EXERCISE TASK. Could you give the data below again, exactly and completely?

Data records.
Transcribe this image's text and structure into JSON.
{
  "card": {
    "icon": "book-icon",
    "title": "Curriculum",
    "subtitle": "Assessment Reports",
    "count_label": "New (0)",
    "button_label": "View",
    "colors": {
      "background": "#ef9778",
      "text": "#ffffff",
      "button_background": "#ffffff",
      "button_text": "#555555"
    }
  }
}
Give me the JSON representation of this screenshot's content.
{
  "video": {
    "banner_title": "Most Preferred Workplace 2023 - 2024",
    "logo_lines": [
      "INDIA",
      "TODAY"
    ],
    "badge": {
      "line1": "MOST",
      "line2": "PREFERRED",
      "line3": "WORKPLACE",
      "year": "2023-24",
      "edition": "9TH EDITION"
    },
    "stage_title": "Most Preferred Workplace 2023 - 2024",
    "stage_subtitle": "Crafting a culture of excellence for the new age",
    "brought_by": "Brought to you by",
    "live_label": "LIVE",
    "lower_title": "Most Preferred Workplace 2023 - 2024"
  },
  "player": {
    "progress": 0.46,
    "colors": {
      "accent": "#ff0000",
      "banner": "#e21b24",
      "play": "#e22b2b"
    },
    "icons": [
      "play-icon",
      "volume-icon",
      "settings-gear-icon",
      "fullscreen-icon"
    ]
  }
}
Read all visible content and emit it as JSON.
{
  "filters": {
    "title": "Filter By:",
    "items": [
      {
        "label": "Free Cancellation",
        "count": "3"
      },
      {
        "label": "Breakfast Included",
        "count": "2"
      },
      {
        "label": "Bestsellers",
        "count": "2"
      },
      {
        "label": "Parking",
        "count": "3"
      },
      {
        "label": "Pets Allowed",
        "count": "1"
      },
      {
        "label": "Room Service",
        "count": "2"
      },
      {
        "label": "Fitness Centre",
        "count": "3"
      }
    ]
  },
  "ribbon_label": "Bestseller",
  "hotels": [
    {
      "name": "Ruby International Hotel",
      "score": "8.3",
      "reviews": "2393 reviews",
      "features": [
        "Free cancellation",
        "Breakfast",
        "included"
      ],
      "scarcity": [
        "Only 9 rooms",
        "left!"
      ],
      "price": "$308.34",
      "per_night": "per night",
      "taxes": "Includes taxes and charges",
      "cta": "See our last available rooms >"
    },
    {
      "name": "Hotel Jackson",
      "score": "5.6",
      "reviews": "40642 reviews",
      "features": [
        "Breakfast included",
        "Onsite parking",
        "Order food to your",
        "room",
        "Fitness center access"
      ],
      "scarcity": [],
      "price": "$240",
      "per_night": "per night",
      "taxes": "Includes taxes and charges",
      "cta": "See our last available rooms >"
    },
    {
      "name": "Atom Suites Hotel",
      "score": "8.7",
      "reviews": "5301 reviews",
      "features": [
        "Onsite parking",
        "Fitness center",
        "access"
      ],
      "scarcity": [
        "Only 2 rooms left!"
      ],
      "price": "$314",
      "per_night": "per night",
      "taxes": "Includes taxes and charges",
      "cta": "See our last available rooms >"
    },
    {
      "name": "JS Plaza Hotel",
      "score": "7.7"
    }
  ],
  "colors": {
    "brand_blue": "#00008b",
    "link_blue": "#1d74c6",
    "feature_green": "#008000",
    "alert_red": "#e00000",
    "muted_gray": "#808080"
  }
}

EXERCISE RESULT.
Transcribe this image's text and structure into JSON.
{
  "card": {
    "icon": "book-icon",
    "title": "Curriculum",
    "subtitle": "Assessment Reports",
    "count_label": "New (0)",
    "button_label": "View",
    "colors": {
      "background": "#ef9778",
      "text": "#ffffff",
      "button_background": "#ffffff",
      "button_text": "#555555"
    }
  }
}
Give me the JSON representation of this screenshot's content.
{
  "video": {
    "banner_title": "Most Preferred Workplace 2023 - 2024",
    "logo_lines": [
      "INDIA",
      "TODAY"
    ],
    "badge": {
      "line1": "MOST",
      "line2": "PREFERRED",
      "line3": "WORKPLACE",
      "year": "2023-24",
      "edition": "9TH EDITION"
    },
    "stage_title": "Most Preferred Workplace 2023 - 2024",
    "stage_subtitle": "Crafting a culture of excellence for the new age",
    "brought_by": "Brought to you by",
    "live_label": "LIVE",
    "lower_title": "Most Preferred Workplace 2023 - 2024"
  },
  "player": {
    "progress": 0.46,
    "colors": {
      "accent": "#ff0000",
      "banner": "#e21b24",
      "play": "#e22b2b"
    },
    "icons": [
      "play-icon",
      "volume-icon",
      "settings-gear-icon",
      "fullscreen-icon"
    ]
  }
}
Read all visible content and emit it as JSON.
{
  "filters": {
    "title": "Filter By:",
    "items": [
      {
        "label": "Free Cancellation",
        "count": "3"
      },
      {
        "label": "Breakfast Included",
        "count": "2"
      },
      {
        "label": "Bestsellers",
        "count": "2"
      },
      {
        "label": "Parking",
        "count": "3"
      },
      {
        "label": "Pets Allowed",
        "count": "1"
      },
      {
        "label": "Room Service",
        "count": "2"
      },
      {
        "label": "Fitness Centre",
        "count": "3"
      }
    ]
  },
  "ribbon_label": "Bestseller",
  "hotels": [
    {
      "name": "Ruby International Hotel",
      "score": "8.3",
      "reviews": "2393 reviews",
      "features": [
        "Free cancellation",
        "Breakfast",
        "included"
      ],
      "scarcity": [
        "Only 9 rooms",
        "left!"
      ],
      "price": "$308.34",
      "per_night": "per night",
      "taxes": "Includes taxes and charges",
      "cta": "See our last available rooms >"
    },
    {
      "name": "Hotel Jackson",
      "score": "5.6",
      "reviews": "40642 reviews",
      "features": [
        "Breakfast included",
        "Onsite parking",
        "Order food to your",
        "room",
        "Fitness center access"
      ],
      "scarcity": [],
      "price": "$240",
      "per_night": "per night",
      "taxes": "Includes taxes and charges",
      "cta": "See our last available rooms >"
    },
    {
      "name": "Atom Suites Hotel",
      "score": "8.7",
      "reviews": "5301 reviews",
      "features": [
        "Onsite parking",
        "Fitness center",
        "access"
      ],
      "scarcity": [
        "Only 2 rooms left!"
      ],
      "price": "$314",
      "per_night": "per night",
      "taxes": "Includes taxes and charges",
      "cta": "See our last available rooms >"
    },
    {
      "name": "JS Plaza Hotel",
      "score": "7.7"
    }
  ],
  "colors": {
    "brand_blue": "#00008b",
    "link_blue": "#1d74c6",
    "feature_green": "#008000",
    "alert_red": "#e00000",
    "muted_gray": "#808080"
  }
}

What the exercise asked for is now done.